— BEGIN DATA PROVIDED —

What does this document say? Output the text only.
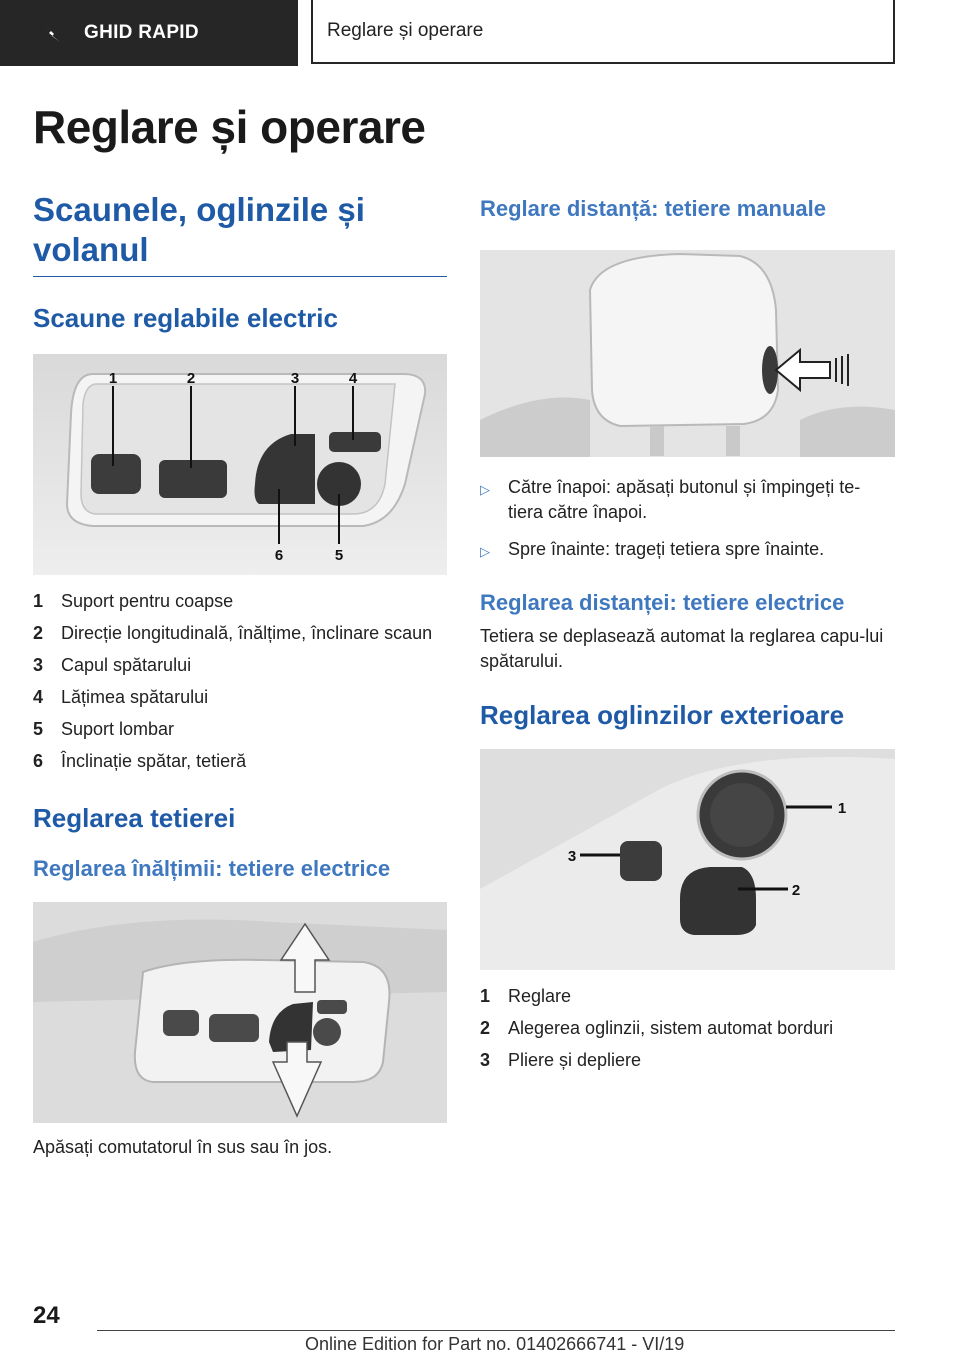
GHID RAPID	Reglare și operare
Reglare și operare
Scaunele, oglinzile și volanul
Scaune reglabile electric
1	2	3	4
5
6
1 Suport pentru coapse
2 Direcție longitudinală, înălțime, înclinare scaun
3 Capul spătarului
4 Lățimea spătarului
5 Suport lombar
6 Înclinație spătar, tetieră
Reglarea tetierei
Reglarea înălțimii: tetiere electrice

Apăsați comutatorul în sus sau în jos.

Reglare distanță: tetiere manuale
▷	Către înapoi: apăsați butonul și împingeți te-tiera către înapoi.
▷	Spre înainte: trageți tetiera spre înainte.
Reglarea distanței: tetiere electrice

Tetiera se deplasează automat la reglarea capu-lui spătarului.

Reglarea oglinzilor exterioare
1
2
3
1 Reglare
2 Alegerea oglinzii, sistem automat borduri
3 Pliere și depliere
24
Online Edition for Part no. 01402666741 - VI/19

— END DATA PROVIDED —

■ BRIEF: Quote the records above exactly, leaving out any pictures.

■ RESULT:
What does this document say? Output the text only.
GHID RAPID	Reglare și operare
Reglare și operare
Scaunele, oglinzile și volanul
Scaune reglabile electric
1	2	3	4
5
6
1 Suport pentru coapse
2 Direcție longitudinală, înălțime, înclinare scaun
3 Capul spătarului
4 Lățimea spătarului
5 Suport lombar
6 Înclinație spătar, tetieră
Reglarea tetierei
Reglarea înălțimii: tetiere electrice

Apăsați comutatorul în sus sau în jos.

Reglare distanță: tetiere manuale
▷	Către înapoi: apăsați butonul și împingeți te-tiera către înapoi.
▷	Spre înainte: trageți tetiera spre înainte.
Reglarea distanței: tetiere electrice

Tetiera se deplasează automat la reglarea capu-lui spătarului.

Reglarea oglinzilor exterioare
1
2
3
1 Reglare
2 Alegerea oglinzii, sistem automat borduri
3 Pliere și depliere
24
Online Edition for Part no. 01402666741 - VI/19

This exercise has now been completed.